- [WHAT TO WORK ON]
Write out the whole listing exactly as it stands.
>> start DATA PROVIDED
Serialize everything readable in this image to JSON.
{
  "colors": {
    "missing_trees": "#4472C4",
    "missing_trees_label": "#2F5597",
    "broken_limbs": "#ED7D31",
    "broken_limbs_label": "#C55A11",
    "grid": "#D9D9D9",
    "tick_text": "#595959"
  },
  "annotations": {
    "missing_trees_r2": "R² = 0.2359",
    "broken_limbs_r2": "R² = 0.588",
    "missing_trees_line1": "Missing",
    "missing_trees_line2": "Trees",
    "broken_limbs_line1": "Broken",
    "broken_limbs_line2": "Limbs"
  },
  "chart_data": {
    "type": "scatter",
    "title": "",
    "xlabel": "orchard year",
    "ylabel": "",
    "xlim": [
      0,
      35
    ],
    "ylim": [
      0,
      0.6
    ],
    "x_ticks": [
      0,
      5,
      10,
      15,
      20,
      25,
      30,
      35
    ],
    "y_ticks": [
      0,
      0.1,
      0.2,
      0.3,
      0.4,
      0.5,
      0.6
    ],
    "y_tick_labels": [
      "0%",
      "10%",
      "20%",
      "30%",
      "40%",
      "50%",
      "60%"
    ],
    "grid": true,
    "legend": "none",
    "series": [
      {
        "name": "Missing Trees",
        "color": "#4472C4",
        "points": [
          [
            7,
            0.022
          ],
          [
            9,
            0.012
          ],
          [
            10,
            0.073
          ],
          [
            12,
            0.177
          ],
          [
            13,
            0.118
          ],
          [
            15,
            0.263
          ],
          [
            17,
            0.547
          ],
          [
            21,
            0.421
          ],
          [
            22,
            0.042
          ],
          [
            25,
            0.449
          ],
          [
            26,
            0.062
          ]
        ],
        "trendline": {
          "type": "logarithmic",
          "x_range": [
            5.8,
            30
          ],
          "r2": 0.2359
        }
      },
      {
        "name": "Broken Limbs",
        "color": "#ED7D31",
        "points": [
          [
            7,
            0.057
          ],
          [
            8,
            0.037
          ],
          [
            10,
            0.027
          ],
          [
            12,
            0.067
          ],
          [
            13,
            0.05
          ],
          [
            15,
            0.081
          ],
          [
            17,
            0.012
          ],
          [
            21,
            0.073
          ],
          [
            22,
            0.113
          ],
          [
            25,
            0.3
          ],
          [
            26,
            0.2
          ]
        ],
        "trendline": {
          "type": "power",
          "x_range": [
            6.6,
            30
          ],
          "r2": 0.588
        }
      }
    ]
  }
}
>> end DATA PROVIDED
- [REPLY]
Serialize everything readable in this image to JSON.
{
  "colors": {
    "missing_trees": "#4472C4",
    "missing_trees_label": "#2F5597",
    "broken_limbs": "#ED7D31",
    "broken_limbs_label": "#C55A11",
    "grid": "#D9D9D9",
    "tick_text": "#595959"
  },
  "annotations": {
    "missing_trees_r2": "R² = 0.2359",
    "broken_limbs_r2": "R² = 0.588",
    "missing_trees_line1": "Missing",
    "missing_trees_line2": "Trees",
    "broken_limbs_line1": "Broken",
    "broken_limbs_line2": "Limbs"
  },
  "chart_data": {
    "type": "scatter",
    "title": "",
    "xlabel": "orchard year",
    "ylabel": "",
    "xlim": [
      0,
      35
    ],
    "ylim": [
      0,
      0.6
    ],
    "x_ticks": [
      0,
      5,
      10,
      15,
      20,
      25,
      30,
      35
    ],
    "y_ticks": [
      0,
      0.1,
      0.2,
      0.3,
      0.4,
      0.5,
      0.6
    ],
    "y_tick_labels": [
      "0%",
      "10%",
      "20%",
      "30%",
      "40%",
      "50%",
      "60%"
    ],
    "grid": true,
    "legend": "none",
    "series": [
      {
        "name": "Missing Trees",
        "color": "#4472C4",
        "points": [
          [
            7,
            0.022
          ],
          [
            9,
            0.012
          ],
          [
            10,
            0.073
          ],
          [
            12,
            0.177
          ],
          [
            13,
            0.118
          ],
          [
            15,
            0.263
          ],
          [
            17,
            0.547
          ],
          [
            21,
            0.421
          ],
          [
            22,
            0.042
          ],
          [
            25,
            0.449
          ],
          [
            26,
            0.062
          ]
        ],
        "trendline": {
          "type": "logarithmic",
          "x_range": [
            5.8,
            30
          ],
          "r2": 0.2359
        }
      },
      {
        "name": "Broken Limbs",
        "color": "#ED7D31",
        "points": [
          [
            7,
            0.057
          ],
          [
            8,
            0.037
          ],
          [
            10,
            0.027
          ],
          [
            12,
            0.067
          ],
          [
            13,
            0.05
          ],
          [
            15,
            0.081
          ],
          [
            17,
            0.012
          ],
          [
            21,
            0.073
          ],
          [
            22,
            0.113
          ],
          [
            25,
            0.3
          ],
          [
            26,
            0.2
          ]
        ],
        "trendline": {
          "type": "power",
          "x_range": [
            6.6,
            30
          ],
          "r2": 0.588
        }
      }
    ]
  }
}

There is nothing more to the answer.